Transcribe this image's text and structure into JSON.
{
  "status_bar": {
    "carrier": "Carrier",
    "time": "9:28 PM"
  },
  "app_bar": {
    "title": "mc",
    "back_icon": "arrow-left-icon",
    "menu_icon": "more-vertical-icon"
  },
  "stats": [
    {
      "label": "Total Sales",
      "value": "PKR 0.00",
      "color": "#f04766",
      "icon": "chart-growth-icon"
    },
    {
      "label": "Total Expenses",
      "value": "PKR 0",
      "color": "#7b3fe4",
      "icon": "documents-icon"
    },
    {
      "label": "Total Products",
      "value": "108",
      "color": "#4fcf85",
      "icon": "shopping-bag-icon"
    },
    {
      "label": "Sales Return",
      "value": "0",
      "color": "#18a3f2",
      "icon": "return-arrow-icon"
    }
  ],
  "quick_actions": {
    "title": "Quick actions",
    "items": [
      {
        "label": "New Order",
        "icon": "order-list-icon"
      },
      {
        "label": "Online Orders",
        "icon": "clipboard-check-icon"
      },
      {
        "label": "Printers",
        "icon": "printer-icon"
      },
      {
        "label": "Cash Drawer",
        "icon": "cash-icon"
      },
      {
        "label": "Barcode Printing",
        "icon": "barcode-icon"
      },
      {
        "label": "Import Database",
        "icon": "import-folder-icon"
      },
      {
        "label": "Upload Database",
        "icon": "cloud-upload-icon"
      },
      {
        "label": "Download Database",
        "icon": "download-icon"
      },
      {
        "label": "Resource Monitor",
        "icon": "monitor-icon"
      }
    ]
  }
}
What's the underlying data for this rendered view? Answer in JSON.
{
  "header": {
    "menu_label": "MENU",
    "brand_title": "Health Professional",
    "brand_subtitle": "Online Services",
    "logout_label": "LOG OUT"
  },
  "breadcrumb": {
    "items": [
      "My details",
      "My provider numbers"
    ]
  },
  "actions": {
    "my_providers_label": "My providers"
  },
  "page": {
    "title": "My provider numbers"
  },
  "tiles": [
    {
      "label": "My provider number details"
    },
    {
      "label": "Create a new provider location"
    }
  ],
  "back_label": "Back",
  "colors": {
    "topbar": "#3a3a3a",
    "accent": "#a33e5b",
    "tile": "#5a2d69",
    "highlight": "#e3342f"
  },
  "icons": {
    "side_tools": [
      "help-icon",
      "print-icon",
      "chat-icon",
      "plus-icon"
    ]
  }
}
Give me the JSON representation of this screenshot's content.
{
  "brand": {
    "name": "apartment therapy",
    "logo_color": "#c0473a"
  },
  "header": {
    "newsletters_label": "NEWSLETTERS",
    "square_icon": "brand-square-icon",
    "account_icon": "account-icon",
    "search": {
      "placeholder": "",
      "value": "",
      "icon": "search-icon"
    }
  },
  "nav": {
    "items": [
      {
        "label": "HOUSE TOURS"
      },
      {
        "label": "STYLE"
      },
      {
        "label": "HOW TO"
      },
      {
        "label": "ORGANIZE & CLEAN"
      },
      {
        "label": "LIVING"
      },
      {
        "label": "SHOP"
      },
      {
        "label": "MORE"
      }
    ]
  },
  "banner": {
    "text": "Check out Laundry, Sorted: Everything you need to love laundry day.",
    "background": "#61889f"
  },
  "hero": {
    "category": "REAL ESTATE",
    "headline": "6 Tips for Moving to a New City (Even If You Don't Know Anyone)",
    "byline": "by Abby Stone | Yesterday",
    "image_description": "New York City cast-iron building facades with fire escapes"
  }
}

• **The problem**
Reproduce the full listing word for word.

• **Written reply**
Transcribe this image's text and structure into JSON.
{
  "status_bar": {
    "carrier": "Carrier",
    "time": "9:28 PM"
  },
  "app_bar": {
    "title": "mc",
    "back_icon": "arrow-left-icon",
    "menu_icon": "more-vertical-icon"
  },
  "stats": [
    {
      "label": "Total Sales",
      "value": "PKR 0.00",
      "color": "#f04766",
      "icon": "chart-growth-icon"
    },
    {
      "label": "Total Expenses",
      "value": "PKR 0",
      "color": "#7b3fe4",
      "icon": "documents-icon"
    },
    {
      "label": "Total Products",
      "value": "108",
      "color": "#4fcf85",
      "icon": "shopping-bag-icon"
    },
    {
      "label": "Sales Return",
      "value": "0",
      "color": "#18a3f2",
      "icon": "return-arrow-icon"
    }
  ],
  "quick_actions": {
    "title": "Quick actions",
    "items": [
      {
        "label": "New Order",
        "icon": "order-list-icon"
      },
      {
        "label": "Online Orders",
        "icon": "clipboard-check-icon"
      },
      {
        "label": "Printers",
        "icon": "printer-icon"
      },
      {
        "label": "Cash Drawer",
        "icon": "cash-icon"
      },
      {
        "label": "Barcode Printing",
        "icon": "barcode-icon"
      },
      {
        "label": "Import Database",
        "icon": "import-folder-icon"
      },
      {
        "label": "Upload Database",
        "icon": "cloud-upload-icon"
      },
      {
        "label": "Download Database",
        "icon": "download-icon"
      },
      {
        "label": "Resource Monitor",
        "icon": "monitor-icon"
      }
    ]
  }
}
What's the underlying data for this rendered view? Answer in JSON.
{
  "header": {
    "menu_label": "MENU",
    "brand_title": "Health Professional",
    "brand_subtitle": "Online Services",
    "logout_label": "LOG OUT"
  },
  "breadcrumb": {
    "items": [
      "My details",
      "My provider numbers"
    ]
  },
  "actions": {
    "my_providers_label": "My providers"
  },
  "page": {
    "title": "My provider numbers"
  },
  "tiles": [
    {
      "label": "My provider number details"
    },
    {
      "label": "Create a new provider location"
    }
  ],
  "back_label": "Back",
  "colors": {
    "topbar": "#3a3a3a",
    "accent": "#a33e5b",
    "tile": "#5a2d69",
    "highlight": "#e3342f"
  },
  "icons": {
    "side_tools": [
      "help-icon",
      "print-icon",
      "chat-icon",
      "plus-icon"
    ]
  }
}
Give me the JSON representation of this screenshot's content.
{
  "brand": {
    "name": "apartment therapy",
    "logo_color": "#c0473a"
  },
  "header": {
    "newsletters_label": "NEWSLETTERS",
    "square_icon": "brand-square-icon",
    "account_icon": "account-icon",
    "search": {
      "placeholder": "",
      "value": "",
      "icon": "search-icon"
    }
  },
  "nav": {
    "items": [
      {
        "label": "HOUSE TOURS"
      },
      {
        "label": "STYLE"
      },
      {
        "label": "HOW TO"
      },
      {
        "label": "ORGANIZE & CLEAN"
      },
      {
        "label": "LIVING"
      },
      {
        "label": "SHOP"
      },
      {
        "label": "MORE"
      }
    ]
  },
  "banner": {
    "text": "Check out Laundry, Sorted: Everything you need to love laundry day.",
    "background": "#61889f"
  },
  "hero": {
    "category": "REAL ESTATE",
    "headline": "6 Tips for Moving to a New City (Even If You Don't Know Anyone)",
    "byline": "by Abby Stone | Yesterday",
    "image_description": "New York City cast-iron building facades with fire escapes"
  }
}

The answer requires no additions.